What is being asked. Show only lines that include "this".

-- Begin Extracted information --

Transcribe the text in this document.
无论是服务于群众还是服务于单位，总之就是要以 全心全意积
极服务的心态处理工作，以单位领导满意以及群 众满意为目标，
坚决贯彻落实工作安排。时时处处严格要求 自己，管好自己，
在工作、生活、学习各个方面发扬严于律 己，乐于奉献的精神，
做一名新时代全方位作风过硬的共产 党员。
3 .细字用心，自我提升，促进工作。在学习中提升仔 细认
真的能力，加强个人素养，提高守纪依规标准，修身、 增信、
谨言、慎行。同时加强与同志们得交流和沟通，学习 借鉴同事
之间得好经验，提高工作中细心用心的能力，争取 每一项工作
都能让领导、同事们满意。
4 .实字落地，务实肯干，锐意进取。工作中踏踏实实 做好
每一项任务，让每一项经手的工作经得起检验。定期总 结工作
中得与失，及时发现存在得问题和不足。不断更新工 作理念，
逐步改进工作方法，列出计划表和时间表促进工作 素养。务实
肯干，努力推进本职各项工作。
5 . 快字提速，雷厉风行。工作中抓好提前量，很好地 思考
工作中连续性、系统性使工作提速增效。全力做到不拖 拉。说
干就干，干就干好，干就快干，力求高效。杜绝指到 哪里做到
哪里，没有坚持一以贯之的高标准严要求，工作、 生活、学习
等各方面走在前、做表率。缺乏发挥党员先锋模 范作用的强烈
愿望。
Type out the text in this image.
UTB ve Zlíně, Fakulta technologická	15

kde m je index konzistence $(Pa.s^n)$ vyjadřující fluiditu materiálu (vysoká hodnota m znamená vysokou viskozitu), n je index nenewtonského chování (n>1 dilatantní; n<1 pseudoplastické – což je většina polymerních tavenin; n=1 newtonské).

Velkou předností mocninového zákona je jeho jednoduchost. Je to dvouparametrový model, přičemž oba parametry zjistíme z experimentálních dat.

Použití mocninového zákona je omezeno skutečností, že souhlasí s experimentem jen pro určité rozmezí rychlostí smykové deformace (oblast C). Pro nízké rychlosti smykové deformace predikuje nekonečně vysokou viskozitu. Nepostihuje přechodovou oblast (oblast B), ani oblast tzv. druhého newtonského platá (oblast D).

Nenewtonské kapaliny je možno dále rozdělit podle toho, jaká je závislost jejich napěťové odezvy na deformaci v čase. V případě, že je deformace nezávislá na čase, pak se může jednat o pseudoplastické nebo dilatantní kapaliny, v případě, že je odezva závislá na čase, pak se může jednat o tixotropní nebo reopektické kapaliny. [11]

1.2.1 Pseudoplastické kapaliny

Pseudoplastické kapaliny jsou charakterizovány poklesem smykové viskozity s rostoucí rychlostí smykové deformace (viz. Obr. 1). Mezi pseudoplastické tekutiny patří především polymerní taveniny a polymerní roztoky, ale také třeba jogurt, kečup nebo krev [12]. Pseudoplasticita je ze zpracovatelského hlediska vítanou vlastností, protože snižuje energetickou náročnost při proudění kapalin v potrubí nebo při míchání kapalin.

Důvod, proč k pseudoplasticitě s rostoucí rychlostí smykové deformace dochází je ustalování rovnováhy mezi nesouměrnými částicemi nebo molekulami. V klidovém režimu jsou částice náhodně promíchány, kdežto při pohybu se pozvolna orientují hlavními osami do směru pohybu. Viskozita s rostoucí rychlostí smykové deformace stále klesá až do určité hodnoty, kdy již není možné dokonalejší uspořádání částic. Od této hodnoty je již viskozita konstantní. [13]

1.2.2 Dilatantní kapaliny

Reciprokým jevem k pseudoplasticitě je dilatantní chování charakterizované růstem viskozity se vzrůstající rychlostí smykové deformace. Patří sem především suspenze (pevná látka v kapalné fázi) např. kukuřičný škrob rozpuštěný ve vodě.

-- End Extracted information --

Output.
Transcribe the text in this document.
Type out the text in this image.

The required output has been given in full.